(What to work on) Scan the data. Collect each line that contains the word "Management".

(Data items)
[start]
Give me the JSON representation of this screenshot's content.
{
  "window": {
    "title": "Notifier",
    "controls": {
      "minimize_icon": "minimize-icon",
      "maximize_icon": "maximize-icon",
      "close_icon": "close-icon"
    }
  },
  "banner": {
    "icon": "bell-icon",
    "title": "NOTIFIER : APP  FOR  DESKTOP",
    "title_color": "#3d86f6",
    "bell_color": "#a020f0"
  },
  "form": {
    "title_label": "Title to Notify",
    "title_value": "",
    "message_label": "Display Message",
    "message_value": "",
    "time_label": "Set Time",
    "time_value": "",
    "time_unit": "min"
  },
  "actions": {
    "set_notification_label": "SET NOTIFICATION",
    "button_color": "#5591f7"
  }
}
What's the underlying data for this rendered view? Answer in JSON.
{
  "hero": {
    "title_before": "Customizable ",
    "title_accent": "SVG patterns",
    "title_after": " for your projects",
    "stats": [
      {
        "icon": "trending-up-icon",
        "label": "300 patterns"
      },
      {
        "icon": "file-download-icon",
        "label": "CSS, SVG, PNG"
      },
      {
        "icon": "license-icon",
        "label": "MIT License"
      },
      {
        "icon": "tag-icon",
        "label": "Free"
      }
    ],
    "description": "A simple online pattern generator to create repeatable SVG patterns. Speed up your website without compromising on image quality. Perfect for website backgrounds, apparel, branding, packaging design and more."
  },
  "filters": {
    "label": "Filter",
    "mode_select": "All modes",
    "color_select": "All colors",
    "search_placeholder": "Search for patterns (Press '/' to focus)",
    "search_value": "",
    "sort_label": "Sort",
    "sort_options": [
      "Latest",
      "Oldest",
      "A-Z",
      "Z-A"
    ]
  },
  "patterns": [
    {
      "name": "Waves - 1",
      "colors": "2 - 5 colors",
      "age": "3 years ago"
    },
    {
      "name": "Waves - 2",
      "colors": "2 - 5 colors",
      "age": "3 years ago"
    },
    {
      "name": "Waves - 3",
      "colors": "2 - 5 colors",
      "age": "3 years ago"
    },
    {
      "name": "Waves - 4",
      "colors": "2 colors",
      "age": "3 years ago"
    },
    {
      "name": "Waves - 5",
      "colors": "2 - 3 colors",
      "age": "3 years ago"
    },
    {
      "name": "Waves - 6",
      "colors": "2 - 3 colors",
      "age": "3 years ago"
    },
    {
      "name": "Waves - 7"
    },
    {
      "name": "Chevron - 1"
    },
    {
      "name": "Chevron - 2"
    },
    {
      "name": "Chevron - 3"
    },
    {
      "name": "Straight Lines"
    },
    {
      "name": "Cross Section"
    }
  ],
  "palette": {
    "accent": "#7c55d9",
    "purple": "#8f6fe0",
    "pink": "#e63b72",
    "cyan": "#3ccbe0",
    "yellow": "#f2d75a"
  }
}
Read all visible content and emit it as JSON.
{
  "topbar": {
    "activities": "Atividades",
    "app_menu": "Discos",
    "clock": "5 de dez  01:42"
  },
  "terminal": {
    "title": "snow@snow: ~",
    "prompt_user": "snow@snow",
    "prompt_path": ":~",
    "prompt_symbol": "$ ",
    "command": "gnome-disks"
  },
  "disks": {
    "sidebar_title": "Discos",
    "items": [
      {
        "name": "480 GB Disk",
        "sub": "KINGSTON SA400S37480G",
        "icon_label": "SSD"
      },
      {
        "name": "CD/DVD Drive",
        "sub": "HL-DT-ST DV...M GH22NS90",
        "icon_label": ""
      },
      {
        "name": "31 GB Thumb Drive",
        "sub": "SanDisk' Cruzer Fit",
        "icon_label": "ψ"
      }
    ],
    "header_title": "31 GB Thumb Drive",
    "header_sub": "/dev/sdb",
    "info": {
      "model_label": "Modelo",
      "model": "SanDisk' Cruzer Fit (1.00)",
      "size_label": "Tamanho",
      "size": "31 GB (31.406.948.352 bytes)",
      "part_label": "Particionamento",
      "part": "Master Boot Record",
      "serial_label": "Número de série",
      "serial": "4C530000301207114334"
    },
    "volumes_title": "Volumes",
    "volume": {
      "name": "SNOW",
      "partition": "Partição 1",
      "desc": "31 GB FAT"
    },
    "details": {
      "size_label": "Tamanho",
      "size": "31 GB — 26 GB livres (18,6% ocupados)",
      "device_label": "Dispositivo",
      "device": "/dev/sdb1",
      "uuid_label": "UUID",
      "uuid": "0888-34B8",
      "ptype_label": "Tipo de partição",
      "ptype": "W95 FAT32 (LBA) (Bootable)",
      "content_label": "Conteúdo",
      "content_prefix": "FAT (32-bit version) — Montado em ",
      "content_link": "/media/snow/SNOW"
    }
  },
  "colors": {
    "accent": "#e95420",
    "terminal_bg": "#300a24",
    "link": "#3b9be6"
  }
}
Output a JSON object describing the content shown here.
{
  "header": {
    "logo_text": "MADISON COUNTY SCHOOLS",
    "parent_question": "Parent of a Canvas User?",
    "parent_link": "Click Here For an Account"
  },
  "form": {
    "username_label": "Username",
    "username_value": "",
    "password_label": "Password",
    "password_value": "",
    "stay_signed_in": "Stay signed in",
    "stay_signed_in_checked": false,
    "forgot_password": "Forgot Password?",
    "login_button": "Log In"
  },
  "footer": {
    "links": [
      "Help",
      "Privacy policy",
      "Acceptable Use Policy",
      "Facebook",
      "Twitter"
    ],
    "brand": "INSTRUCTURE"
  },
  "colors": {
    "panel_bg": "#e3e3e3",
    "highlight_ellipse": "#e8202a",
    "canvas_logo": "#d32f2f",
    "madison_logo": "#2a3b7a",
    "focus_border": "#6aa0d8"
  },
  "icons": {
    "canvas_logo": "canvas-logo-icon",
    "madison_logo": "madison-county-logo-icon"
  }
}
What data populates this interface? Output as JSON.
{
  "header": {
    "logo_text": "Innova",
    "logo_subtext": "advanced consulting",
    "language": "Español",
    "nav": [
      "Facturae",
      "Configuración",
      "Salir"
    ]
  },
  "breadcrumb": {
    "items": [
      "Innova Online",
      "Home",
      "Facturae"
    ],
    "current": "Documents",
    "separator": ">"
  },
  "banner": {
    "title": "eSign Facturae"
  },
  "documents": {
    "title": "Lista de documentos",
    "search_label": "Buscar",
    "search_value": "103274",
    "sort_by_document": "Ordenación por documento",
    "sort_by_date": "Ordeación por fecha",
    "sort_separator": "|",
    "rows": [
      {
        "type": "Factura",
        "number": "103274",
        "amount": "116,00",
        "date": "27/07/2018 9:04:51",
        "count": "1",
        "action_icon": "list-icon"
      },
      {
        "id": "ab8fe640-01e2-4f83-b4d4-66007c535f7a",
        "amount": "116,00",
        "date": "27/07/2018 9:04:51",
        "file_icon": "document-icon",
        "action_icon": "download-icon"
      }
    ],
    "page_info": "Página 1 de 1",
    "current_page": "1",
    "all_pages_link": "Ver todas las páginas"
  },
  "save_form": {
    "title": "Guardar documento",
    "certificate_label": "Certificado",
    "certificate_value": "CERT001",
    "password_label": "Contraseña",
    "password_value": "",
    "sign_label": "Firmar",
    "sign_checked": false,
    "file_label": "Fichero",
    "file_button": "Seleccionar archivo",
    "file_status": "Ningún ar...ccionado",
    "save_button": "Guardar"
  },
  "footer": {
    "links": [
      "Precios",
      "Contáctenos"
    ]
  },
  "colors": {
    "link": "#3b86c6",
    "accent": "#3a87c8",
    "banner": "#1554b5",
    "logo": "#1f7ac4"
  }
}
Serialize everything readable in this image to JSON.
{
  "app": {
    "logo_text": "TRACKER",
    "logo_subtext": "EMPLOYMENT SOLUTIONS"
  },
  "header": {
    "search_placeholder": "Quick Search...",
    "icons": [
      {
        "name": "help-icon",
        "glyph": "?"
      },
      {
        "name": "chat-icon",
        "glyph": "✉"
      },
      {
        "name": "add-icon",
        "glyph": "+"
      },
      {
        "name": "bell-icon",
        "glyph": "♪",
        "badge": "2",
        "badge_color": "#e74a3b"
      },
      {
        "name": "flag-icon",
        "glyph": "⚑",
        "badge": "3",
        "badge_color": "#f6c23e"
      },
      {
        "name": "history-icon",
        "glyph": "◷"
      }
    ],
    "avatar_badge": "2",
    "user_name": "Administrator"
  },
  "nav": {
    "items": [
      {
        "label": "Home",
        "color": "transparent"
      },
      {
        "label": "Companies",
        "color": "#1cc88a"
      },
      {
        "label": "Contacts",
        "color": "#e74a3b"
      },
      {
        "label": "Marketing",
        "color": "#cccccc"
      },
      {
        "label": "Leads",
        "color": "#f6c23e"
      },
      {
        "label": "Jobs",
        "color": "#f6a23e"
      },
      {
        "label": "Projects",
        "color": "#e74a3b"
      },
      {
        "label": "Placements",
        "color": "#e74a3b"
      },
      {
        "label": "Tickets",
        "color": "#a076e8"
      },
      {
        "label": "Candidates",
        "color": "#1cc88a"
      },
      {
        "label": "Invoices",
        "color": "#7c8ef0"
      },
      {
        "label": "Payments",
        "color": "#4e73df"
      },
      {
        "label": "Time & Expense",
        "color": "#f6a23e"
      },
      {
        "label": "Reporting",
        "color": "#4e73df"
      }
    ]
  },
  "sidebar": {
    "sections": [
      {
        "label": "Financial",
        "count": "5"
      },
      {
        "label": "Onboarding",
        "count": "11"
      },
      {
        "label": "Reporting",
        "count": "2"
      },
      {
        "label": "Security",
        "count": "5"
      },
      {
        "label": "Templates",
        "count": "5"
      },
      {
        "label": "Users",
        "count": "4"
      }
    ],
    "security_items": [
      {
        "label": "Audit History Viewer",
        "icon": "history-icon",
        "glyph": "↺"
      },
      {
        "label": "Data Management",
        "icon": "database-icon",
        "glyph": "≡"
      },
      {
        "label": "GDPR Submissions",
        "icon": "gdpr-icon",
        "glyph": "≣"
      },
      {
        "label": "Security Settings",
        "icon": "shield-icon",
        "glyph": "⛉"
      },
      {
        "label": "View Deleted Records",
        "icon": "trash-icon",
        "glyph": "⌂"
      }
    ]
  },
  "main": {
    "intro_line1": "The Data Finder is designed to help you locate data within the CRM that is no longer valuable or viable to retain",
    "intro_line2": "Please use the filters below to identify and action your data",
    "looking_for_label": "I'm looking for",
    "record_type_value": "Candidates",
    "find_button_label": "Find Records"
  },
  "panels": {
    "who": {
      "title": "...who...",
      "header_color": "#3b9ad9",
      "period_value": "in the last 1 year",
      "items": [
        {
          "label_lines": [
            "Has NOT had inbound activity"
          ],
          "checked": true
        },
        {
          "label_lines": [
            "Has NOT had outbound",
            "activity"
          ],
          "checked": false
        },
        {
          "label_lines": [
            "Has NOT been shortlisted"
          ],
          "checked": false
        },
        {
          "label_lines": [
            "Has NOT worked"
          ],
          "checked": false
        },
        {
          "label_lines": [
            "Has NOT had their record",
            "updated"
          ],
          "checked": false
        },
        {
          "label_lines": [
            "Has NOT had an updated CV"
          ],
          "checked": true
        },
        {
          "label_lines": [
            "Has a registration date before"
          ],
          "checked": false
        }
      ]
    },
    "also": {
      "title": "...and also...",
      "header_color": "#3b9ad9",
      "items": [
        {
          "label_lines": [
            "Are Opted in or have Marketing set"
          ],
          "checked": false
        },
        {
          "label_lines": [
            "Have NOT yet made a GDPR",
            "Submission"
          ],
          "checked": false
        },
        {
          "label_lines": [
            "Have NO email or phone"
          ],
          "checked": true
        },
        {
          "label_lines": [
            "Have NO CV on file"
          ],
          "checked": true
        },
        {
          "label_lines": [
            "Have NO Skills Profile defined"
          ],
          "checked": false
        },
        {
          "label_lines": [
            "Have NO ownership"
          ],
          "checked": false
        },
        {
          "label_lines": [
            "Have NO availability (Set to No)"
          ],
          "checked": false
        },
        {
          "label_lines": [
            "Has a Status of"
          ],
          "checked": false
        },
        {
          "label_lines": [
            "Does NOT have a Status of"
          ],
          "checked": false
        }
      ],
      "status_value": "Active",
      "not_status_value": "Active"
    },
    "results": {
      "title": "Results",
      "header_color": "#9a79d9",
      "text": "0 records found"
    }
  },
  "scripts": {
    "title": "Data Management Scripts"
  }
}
[end]
(Correct response)
        "label": "Data Management",
    "title": "Data Management Scripts"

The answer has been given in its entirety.